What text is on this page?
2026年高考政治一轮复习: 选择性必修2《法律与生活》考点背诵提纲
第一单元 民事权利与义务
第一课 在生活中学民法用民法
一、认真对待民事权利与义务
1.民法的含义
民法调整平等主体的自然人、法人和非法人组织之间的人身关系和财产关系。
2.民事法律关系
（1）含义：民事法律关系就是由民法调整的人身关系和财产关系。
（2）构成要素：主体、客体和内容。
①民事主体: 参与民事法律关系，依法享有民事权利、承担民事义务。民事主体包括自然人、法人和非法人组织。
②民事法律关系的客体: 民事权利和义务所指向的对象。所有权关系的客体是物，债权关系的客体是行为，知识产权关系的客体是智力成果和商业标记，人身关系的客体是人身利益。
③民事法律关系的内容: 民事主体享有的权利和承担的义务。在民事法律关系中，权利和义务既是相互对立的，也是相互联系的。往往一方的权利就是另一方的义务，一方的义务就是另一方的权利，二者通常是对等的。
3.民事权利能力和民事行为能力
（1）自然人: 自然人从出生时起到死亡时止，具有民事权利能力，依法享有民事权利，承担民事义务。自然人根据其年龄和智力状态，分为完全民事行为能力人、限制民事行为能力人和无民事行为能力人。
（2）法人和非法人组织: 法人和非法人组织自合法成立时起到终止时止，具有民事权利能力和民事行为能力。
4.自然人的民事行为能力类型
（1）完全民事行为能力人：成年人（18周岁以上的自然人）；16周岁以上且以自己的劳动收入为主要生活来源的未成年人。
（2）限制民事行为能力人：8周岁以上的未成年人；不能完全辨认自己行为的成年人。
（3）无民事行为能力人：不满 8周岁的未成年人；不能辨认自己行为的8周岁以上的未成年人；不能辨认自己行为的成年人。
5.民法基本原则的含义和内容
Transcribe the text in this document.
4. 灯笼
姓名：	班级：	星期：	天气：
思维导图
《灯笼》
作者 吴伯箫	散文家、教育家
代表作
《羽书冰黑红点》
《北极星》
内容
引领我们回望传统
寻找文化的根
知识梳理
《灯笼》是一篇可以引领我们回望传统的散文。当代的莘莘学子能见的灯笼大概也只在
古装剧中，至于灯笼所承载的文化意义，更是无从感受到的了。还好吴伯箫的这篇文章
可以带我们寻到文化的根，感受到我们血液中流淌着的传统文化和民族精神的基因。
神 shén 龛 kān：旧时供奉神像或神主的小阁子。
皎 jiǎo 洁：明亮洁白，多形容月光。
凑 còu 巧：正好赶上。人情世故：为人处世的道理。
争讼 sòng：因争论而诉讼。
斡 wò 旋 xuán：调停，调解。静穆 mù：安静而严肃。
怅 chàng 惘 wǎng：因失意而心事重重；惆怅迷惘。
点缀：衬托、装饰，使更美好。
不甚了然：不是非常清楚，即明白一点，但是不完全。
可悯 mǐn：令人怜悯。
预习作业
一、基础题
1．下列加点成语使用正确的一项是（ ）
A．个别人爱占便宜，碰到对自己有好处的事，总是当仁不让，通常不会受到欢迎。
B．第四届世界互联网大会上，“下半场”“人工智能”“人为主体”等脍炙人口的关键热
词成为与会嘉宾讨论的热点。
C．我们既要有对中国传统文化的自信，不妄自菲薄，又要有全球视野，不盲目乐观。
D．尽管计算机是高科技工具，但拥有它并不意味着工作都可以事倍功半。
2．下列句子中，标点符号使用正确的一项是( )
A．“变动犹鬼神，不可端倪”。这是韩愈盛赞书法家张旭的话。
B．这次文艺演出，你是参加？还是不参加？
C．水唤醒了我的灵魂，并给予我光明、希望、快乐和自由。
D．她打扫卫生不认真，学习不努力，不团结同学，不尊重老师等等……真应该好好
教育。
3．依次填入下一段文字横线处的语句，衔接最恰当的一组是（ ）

────────

== TASK DESCRIPTION ==
Could you quote the material above in full, exactly as it stands?

== TASK ANSWER ==
What text is on this page?
2026年高考政治一轮复习: 选择性必修2《法律与生活》考点背诵提纲
第一单元 民事权利与义务
第一课 在生活中学民法用民法
一、认真对待民事权利与义务
1.民法的含义
民法调整平等主体的自然人、法人和非法人组织之间的人身关系和财产关系。
2.民事法律关系
（1）含义：民事法律关系就是由民法调整的人身关系和财产关系。
（2）构成要素：主体、客体和内容。
①民事主体: 参与民事法律关系，依法享有民事权利、承担民事义务。民事主体包括自然人、法人和非法人组织。
②民事法律关系的客体: 民事权利和义务所指向的对象。所有权关系的客体是物，债权关系的客体是行为，知识产权关系的客体是智力成果和商业标记，人身关系的客体是人身利益。
③民事法律关系的内容: 民事主体享有的权利和承担的义务。在民事法律关系中，权利和义务既是相互对立的，也是相互联系的。往往一方的权利就是另一方的义务，一方的义务就是另一方的权利，二者通常是对等的。
3.民事权利能力和民事行为能力
（1）自然人: 自然人从出生时起到死亡时止，具有民事权利能力，依法享有民事权利，承担民事义务。自然人根据其年龄和智力状态，分为完全民事行为能力人、限制民事行为能力人和无民事行为能力人。
（2）法人和非法人组织: 法人和非法人组织自合法成立时起到终止时止，具有民事权利能力和民事行为能力。
4.自然人的民事行为能力类型
（1）完全民事行为能力人：成年人（18周岁以上的自然人）；16周岁以上且以自己的劳动收入为主要生活来源的未成年人。
（2）限制民事行为能力人：8周岁以上的未成年人；不能完全辨认自己行为的成年人。
（3）无民事行为能力人：不满 8周岁的未成年人；不能辨认自己行为的8周岁以上的未成年人；不能辨认自己行为的成年人。
5.民法基本原则的含义和内容
Transcribe the text in this document.
4. 灯笼
姓名：	班级：	星期：	天气：
思维导图
《灯笼》
作者 吴伯箫	散文家、教育家
代表作
《羽书冰黑红点》
《北极星》
内容
引领我们回望传统
寻找文化的根
知识梳理
《灯笼》是一篇可以引领我们回望传统的散文。当代的莘莘学子能见的灯笼大概也只在
古装剧中，至于灯笼所承载的文化意义，更是无从感受到的了。还好吴伯箫的这篇文章
可以带我们寻到文化的根，感受到我们血液中流淌着的传统文化和民族精神的基因。
神 shén 龛 kān：旧时供奉神像或神主的小阁子。
皎 jiǎo 洁：明亮洁白，多形容月光。
凑 còu 巧：正好赶上。人情世故：为人处世的道理。
争讼 sòng：因争论而诉讼。
斡 wò 旋 xuán：调停，调解。静穆 mù：安静而严肃。
怅 chàng 惘 wǎng：因失意而心事重重；惆怅迷惘。
点缀：衬托、装饰，使更美好。
不甚了然：不是非常清楚，即明白一点，但是不完全。
可悯 mǐn：令人怜悯。
预习作业
一、基础题
1．下列加点成语使用正确的一项是（ ）
A．个别人爱占便宜，碰到对自己有好处的事，总是当仁不让，通常不会受到欢迎。
B．第四届世界互联网大会上，“下半场”“人工智能”“人为主体”等脍炙人口的关键热
词成为与会嘉宾讨论的热点。
C．我们既要有对中国传统文化的自信，不妄自菲薄，又要有全球视野，不盲目乐观。
D．尽管计算机是高科技工具，但拥有它并不意味着工作都可以事倍功半。
2．下列句子中，标点符号使用正确的一项是( )
A．“变动犹鬼神，不可端倪”。这是韩愈盛赞书法家张旭的话。
B．这次文艺演出，你是参加？还是不参加？
C．水唤醒了我的灵魂，并给予我光明、希望、快乐和自由。
D．她打扫卫生不认真，学习不努力，不团结同学，不尊重老师等等……真应该好好
教育。
3．依次填入下一段文字横线处的语句，衔接最恰当的一组是（ ）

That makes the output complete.